-- Start Document text --

Why Mediate?


Mediation offers many advantages over litigation for most people who are divorcing or separating.


Mediated divorces typically:
~ result in better adherence to agreements, since parties make mutually agreeable decisions
~ cost less
~ cause less emotional strain
~ promote healthier co-parenting and communication
~ preserve privacy & confidentiality
~ take less time


What’s the difference between mediation and litigation?

Mediation is a collaborative process where parties work together (even when they have initially conflicting ideas) to reach mutually acceptable decisions. The goal in mediation is for everyone to walk away with a plan they can live with — not to have “winners” and “losers” — and then to have that agreement simply approved by the court if necessary. In litigation, parties to a dispute each hire their own advocate attorneys, evidence is gathered and presented, arguments for what is “best” or “right” are made by each side, and ultimately a judge — not the parties — decides what will happen.

who makes decisions about my children in mediation?

You do. With the help of a mediator, you and your co-parent communicate about what you hope for your children in the future, and work toward a plan for your children’s well-being to which both of you can agree. In this way, you retain more control of the decisions about your family’s future, rather than having a judge who does not know your family or specific personal circumstances very well make legally binding decisions on your behalf.

i am not even sure of what issues we need to discuss in a divorce. can you tell us?

Absolutely. One of the mediator’s key jobs is to help you identify and list issues that need to be decided. A well-prepared mediated divorce or separation agreement will cover all the decisions that are necessary. It can also include any additional matters that you feel are essential for you to make firm decisions about, as long as agreement can be reached between you and the other party. Your final written agreement should be realistic, comprehensive, and should cover you for the foreseeable future, recognizing that circumstances do sometimes change and that not everything can be predicted in advance.

will we have to go to court for our divorce if we mediate? will our mediator also be in court?

If you want to file for a divorce, the court will have to review and approve your legal petition for divorce. A mediated agreement about all the specific issues of your divorce would be included with this petition if you have chosen to have one prepared by your mediator. However, none of this means that you will actually go to court. In many divorces that are successfully mediated, the parties hire a single attorney at the end of the process to submit the legal paperwork (and mediated agreement) for an uncontested divorce, and the divorce is granted without either divorcing spouse ever appearing in court or being served with a subpoena. If you cannot agree on all the issues during mediation and part or all of your divorce case goes to trial, your mediator will not appear in court. Mediation is confidential and a mediator cannot be called upon to testify or advise in a later court case.

-- End Document text --
-- Start Material supplied --

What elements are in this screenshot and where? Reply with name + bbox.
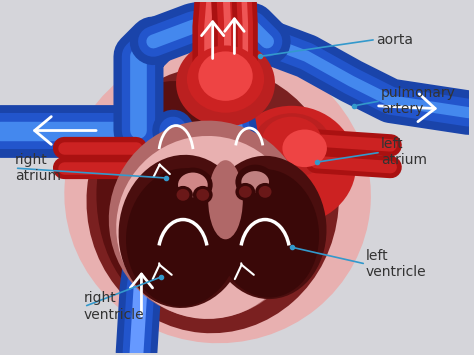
Ellipse shape [236,183,255,201]
Text: aorta: aorta [376,33,413,47]
Ellipse shape [173,168,213,202]
Text: left
ventricle: left ventricle [366,249,427,279]
Ellipse shape [196,189,209,201]
Ellipse shape [96,81,250,308]
Ellipse shape [259,186,272,198]
Ellipse shape [215,169,319,297]
Ellipse shape [255,183,275,201]
Ellipse shape [116,136,299,319]
Ellipse shape [262,117,321,164]
Ellipse shape [228,106,356,224]
Ellipse shape [173,186,193,204]
Ellipse shape [109,121,307,318]
Ellipse shape [198,51,253,101]
Ellipse shape [176,189,190,201]
Text: pulmonary
artery: pulmonary artery [381,86,456,116]
Ellipse shape [193,186,213,204]
Ellipse shape [241,171,269,193]
Ellipse shape [178,173,208,197]
Ellipse shape [208,156,327,299]
Ellipse shape [126,168,240,306]
Ellipse shape [187,45,264,113]
Ellipse shape [236,165,275,199]
Ellipse shape [252,113,331,178]
Ellipse shape [118,155,247,308]
Ellipse shape [283,130,327,167]
Ellipse shape [64,47,371,343]
Text: right
atrium: right atrium [15,153,61,183]
Ellipse shape [239,186,252,198]
Ellipse shape [208,160,243,239]
Ellipse shape [176,39,275,127]
Ellipse shape [86,66,339,333]
Text: left
atrium: left atrium [381,137,427,167]
Text: right
ventricle: right ventricle [84,291,145,322]
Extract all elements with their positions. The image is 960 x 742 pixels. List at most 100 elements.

-- End Material supplied --

**To be done**. Copy the mediation text between "Absolutely. One of" and "be in court?", inclusive, and swap "comprehensive" for "thorough". Rely only on the mediation text when answering.

**Task output**.
Absolutely. One of the mediator’s key jobs is to help you identify and list issues that need to be decided. A well-prepared mediated divorce or separation agreement will cover all the decisions that are necessary. It can also include any additional matters that you feel are essential for you to make firm decisions about, as long as agreement can be reached between you and the other party. Your final written agreement should be realistic, thorough, and should cover you for the foreseeable future, recognizing that circumstances do sometimes change and that not everything can be predicted in advance.

will we have to go to court for our divorce if we mediate? will our mediator also be in court?